● Your instructions
Reproduce all of the material word for word.

● Task material
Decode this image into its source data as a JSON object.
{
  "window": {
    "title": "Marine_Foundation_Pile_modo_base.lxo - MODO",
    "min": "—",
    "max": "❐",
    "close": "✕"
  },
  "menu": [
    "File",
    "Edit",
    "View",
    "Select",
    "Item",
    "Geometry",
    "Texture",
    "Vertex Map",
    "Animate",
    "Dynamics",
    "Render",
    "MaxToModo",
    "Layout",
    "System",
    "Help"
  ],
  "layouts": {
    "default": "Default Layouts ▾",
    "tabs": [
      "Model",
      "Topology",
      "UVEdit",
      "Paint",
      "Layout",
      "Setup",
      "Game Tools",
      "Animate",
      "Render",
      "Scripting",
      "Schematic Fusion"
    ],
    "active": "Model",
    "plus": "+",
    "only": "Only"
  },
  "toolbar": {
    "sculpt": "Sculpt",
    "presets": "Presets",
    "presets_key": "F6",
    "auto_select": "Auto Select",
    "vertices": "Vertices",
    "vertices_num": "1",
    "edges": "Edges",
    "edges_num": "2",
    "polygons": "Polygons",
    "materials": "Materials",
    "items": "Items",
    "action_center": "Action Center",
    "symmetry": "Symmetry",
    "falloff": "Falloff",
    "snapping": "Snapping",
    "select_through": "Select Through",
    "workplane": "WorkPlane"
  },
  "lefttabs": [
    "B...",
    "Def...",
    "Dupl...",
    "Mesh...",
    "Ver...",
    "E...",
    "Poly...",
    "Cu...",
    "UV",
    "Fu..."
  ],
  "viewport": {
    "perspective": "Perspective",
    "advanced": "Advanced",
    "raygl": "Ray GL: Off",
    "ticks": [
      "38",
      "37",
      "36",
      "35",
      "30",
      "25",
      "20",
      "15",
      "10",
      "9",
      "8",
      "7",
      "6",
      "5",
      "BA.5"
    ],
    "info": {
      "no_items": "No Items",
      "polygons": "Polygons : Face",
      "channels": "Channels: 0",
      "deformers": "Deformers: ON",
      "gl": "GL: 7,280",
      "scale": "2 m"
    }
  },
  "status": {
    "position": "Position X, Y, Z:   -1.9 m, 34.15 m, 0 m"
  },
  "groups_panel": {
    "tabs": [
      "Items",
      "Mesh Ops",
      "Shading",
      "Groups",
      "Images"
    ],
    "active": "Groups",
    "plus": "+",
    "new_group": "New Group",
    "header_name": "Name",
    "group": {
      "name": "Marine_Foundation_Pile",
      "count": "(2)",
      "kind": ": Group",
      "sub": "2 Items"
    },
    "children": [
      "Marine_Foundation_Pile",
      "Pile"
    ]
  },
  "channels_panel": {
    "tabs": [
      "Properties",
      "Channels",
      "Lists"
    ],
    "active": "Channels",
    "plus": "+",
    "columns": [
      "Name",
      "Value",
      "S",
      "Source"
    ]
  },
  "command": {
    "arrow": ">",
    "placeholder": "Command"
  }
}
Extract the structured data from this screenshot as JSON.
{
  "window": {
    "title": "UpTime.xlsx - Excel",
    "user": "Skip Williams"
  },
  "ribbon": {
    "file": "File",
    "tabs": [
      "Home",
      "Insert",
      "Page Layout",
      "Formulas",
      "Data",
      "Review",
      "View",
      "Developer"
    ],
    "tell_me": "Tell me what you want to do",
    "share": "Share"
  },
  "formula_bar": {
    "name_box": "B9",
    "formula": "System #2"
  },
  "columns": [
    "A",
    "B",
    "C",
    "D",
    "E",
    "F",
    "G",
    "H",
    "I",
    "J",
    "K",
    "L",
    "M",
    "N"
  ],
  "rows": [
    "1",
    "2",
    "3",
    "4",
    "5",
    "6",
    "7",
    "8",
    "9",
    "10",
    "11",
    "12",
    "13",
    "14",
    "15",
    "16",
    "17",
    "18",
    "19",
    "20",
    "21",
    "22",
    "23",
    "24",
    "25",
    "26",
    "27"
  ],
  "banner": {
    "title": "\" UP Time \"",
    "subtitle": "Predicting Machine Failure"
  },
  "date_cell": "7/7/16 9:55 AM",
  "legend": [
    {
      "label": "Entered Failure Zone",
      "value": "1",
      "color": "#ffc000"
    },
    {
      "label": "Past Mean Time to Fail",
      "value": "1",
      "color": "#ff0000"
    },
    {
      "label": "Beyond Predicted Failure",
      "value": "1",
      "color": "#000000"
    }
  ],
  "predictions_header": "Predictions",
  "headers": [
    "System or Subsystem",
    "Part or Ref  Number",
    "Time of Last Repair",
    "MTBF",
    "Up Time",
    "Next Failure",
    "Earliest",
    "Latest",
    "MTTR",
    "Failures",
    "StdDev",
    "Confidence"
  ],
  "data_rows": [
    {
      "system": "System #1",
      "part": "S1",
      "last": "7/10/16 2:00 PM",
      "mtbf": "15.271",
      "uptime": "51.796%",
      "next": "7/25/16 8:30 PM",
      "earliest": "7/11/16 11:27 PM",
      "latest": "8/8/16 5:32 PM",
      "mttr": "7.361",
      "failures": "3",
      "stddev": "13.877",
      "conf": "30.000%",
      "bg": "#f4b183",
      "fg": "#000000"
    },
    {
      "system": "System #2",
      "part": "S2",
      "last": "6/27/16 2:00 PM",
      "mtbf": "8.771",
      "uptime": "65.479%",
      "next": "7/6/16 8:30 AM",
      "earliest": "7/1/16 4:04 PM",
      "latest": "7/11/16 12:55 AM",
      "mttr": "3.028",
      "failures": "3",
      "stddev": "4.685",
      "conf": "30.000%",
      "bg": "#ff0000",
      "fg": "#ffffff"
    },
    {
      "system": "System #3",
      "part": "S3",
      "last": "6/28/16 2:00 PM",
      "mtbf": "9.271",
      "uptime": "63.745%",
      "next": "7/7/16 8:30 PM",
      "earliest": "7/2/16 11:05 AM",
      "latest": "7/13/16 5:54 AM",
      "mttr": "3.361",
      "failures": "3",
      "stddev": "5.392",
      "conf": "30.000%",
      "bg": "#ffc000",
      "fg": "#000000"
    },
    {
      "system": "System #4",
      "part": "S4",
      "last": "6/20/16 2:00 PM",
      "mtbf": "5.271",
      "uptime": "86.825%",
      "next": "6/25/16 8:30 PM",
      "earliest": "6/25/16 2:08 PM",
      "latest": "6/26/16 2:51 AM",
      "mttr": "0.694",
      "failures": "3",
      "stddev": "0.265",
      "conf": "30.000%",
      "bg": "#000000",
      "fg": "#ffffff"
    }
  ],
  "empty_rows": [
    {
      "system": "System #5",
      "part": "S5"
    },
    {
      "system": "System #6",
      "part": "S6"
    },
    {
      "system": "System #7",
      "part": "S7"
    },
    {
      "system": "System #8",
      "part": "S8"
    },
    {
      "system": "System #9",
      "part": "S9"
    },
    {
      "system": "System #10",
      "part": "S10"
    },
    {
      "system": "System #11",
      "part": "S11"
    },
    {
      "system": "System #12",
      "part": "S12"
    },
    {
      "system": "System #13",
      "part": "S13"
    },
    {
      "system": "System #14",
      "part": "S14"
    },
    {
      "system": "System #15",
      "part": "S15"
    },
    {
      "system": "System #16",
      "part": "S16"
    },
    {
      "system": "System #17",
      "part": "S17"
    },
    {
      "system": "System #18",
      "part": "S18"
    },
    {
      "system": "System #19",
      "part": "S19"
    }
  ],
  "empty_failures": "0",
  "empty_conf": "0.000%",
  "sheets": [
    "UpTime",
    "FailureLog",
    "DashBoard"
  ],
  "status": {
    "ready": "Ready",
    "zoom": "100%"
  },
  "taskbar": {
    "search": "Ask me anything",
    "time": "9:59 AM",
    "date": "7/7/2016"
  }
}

● Solution
Decode this image into its source data as a JSON object.
{
  "window": {
    "title": "Marine_Foundation_Pile_modo_base.lxo - MODO",
    "min": "—",
    "max": "❐",
    "close": "✕"
  },
  "menu": [
    "File",
    "Edit",
    "View",
    "Select",
    "Item",
    "Geometry",
    "Texture",
    "Vertex Map",
    "Animate",
    "Dynamics",
    "Render",
    "MaxToModo",
    "Layout",
    "System",
    "Help"
  ],
  "layouts": {
    "default": "Default Layouts ▾",
    "tabs": [
      "Model",
      "Topology",
      "UVEdit",
      "Paint",
      "Layout",
      "Setup",
      "Game Tools",
      "Animate",
      "Render",
      "Scripting",
      "Schematic Fusion"
    ],
    "active": "Model",
    "plus": "+",
    "only": "Only"
  },
  "toolbar": {
    "sculpt": "Sculpt",
    "presets": "Presets",
    "presets_key": "F6",
    "auto_select": "Auto Select",
    "vertices": "Vertices",
    "vertices_num": "1",
    "edges": "Edges",
    "edges_num": "2",
    "polygons": "Polygons",
    "materials": "Materials",
    "items": "Items",
    "action_center": "Action Center",
    "symmetry": "Symmetry",
    "falloff": "Falloff",
    "snapping": "Snapping",
    "select_through": "Select Through",
    "workplane": "WorkPlane"
  },
  "lefttabs": [
    "B...",
    "Def...",
    "Dupl...",
    "Mesh...",
    "Ver...",
    "E...",
    "Poly...",
    "Cu...",
    "UV",
    "Fu..."
  ],
  "viewport": {
    "perspective": "Perspective",
    "advanced": "Advanced",
    "raygl": "Ray GL: Off",
    "ticks": [
      "38",
      "37",
      "36",
      "35",
      "30",
      "25",
      "20",
      "15",
      "10",
      "9",
      "8",
      "7",
      "6",
      "5",
      "BA.5"
    ],
    "info": {
      "no_items": "No Items",
      "polygons": "Polygons : Face",
      "channels": "Channels: 0",
      "deformers": "Deformers: ON",
      "gl": "GL: 7,280",
      "scale": "2 m"
    }
  },
  "status": {
    "position": "Position X, Y, Z:   -1.9 m, 34.15 m, 0 m"
  },
  "groups_panel": {
    "tabs": [
      "Items",
      "Mesh Ops",
      "Shading",
      "Groups",
      "Images"
    ],
    "active": "Groups",
    "plus": "+",
    "new_group": "New Group",
    "header_name": "Name",
    "group": {
      "name": "Marine_Foundation_Pile",
      "count": "(2)",
      "kind": ": Group",
      "sub": "2 Items"
    },
    "children": [
      "Marine_Foundation_Pile",
      "Pile"
    ]
  },
  "channels_panel": {
    "tabs": [
      "Properties",
      "Channels",
      "Lists"
    ],
    "active": "Channels",
    "plus": "+",
    "columns": [
      "Name",
      "Value",
      "S",
      "Source"
    ]
  },
  "command": {
    "arrow": ">",
    "placeholder": "Command"
  }
}
Extract the structured data from this screenshot as JSON.
{
  "window": {
    "title": "UpTime.xlsx - Excel",
    "user": "Skip Williams"
  },
  "ribbon": {
    "file": "File",
    "tabs": [
      "Home",
      "Insert",
      "Page Layout",
      "Formulas",
      "Data",
      "Review",
      "View",
      "Developer"
    ],
    "tell_me": "Tell me what you want to do",
    "share": "Share"
  },
  "formula_bar": {
    "name_box": "B9",
    "formula": "System #2"
  },
  "columns": [
    "A",
    "B",
    "C",
    "D",
    "E",
    "F",
    "G",
    "H",
    "I",
    "J",
    "K",
    "L",
    "M",
    "N"
  ],
  "rows": [
    "1",
    "2",
    "3",
    "4",
    "5",
    "6",
    "7",
    "8",
    "9",
    "10",
    "11",
    "12",
    "13",
    "14",
    "15",
    "16",
    "17",
    "18",
    "19",
    "20",
    "21",
    "22",
    "23",
    "24",
    "25",
    "26",
    "27"
  ],
  "banner": {
    "title": "\" UP Time \"",
    "subtitle": "Predicting Machine Failure"
  },
  "date_cell": "7/7/16 9:55 AM",
  "legend": [
    {
      "label": "Entered Failure Zone",
      "value": "1",
      "color": "#ffc000"
    },
    {
      "label": "Past Mean Time to Fail",
      "value": "1",
      "color": "#ff0000"
    },
    {
      "label": "Beyond Predicted Failure",
      "value": "1",
      "color": "#000000"
    }
  ],
  "predictions_header": "Predictions",
  "headers": [
    "System or Subsystem",
    "Part or Ref  Number",
    "Time of Last Repair",
    "MTBF",
    "Up Time",
    "Next Failure",
    "Earliest",
    "Latest",
    "MTTR",
    "Failures",
    "StdDev",
    "Confidence"
  ],
  "data_rows": [
    {
      "system": "System #1",
      "part": "S1",
      "last": "7/10/16 2:00 PM",
      "mtbf": "15.271",
      "uptime": "51.796%",
      "next": "7/25/16 8:30 PM",
      "earliest": "7/11/16 11:27 PM",
      "latest": "8/8/16 5:32 PM",
      "mttr": "7.361",
      "failures": "3",
      "stddev": "13.877",
      "conf": "30.000%",
      "bg": "#f4b183",
      "fg": "#000000"
    },
    {
      "system": "System #2",
      "part": "S2",
      "last": "6/27/16 2:00 PM",
      "mtbf": "8.771",
      "uptime": "65.479%",
      "next": "7/6/16 8:30 AM",
      "earliest": "7/1/16 4:04 PM",
      "latest": "7/11/16 12:55 AM",
      "mttr": "3.028",
      "failures": "3",
      "stddev": "4.685",
      "conf": "30.000%",
      "bg": "#ff0000",
      "fg": "#ffffff"
    },
    {
      "system": "System #3",
      "part": "S3",
      "last": "6/28/16 2:00 PM",
      "mtbf": "9.271",
      "uptime": "63.745%",
      "next": "7/7/16 8:30 PM",
      "earliest": "7/2/16 11:05 AM",
      "latest": "7/13/16 5:54 AM",
      "mttr": "3.361",
      "failures": "3",
      "stddev": "5.392",
      "conf": "30.000%",
      "bg": "#ffc000",
      "fg": "#000000"
    },
    {
      "system": "System #4",
      "part": "S4",
      "last": "6/20/16 2:00 PM",
      "mtbf": "5.271",
      "uptime": "86.825%",
      "next": "6/25/16 8:30 PM",
      "earliest": "6/25/16 2:08 PM",
      "latest": "6/26/16 2:51 AM",
      "mttr": "0.694",
      "failures": "3",
      "stddev": "0.265",
      "conf": "30.000%",
      "bg": "#000000",
      "fg": "#ffffff"
    }
  ],
  "empty_rows": [
    {
      "system": "System #5",
      "part": "S5"
    },
    {
      "system": "System #6",
      "part": "S6"
    },
    {
      "system": "System #7",
      "part": "S7"
    },
    {
      "system": "System #8",
      "part": "S8"
    },
    {
      "system": "System #9",
      "part": "S9"
    },
    {
      "system": "System #10",
      "part": "S10"
    },
    {
      "system": "System #11",
      "part": "S11"
    },
    {
      "system": "System #12",
      "part": "S12"
    },
    {
      "system": "System #13",
      "part": "S13"
    },
    {
      "system": "System #14",
      "part": "S14"
    },
    {
      "system": "System #15",
      "part": "S15"
    },
    {
      "system": "System #16",
      "part": "S16"
    },
    {
      "system": "System #17",
      "part": "S17"
    },
    {
      "system": "System #18",
      "part": "S18"
    },
    {
      "system": "System #19",
      "part": "S19"
    }
  ],
  "empty_failures": "0",
  "empty_conf": "0.000%",
  "sheets": [
    "UpTime",
    "FailureLog",
    "DashBoard"
  ],
  "status": {
    "ready": "Ready",
    "zoom": "100%"
  },
  "taskbar": {
    "search": "Ask me anything",
    "time": "9:59 AM",
    "date": "7/7/2016"
  }
}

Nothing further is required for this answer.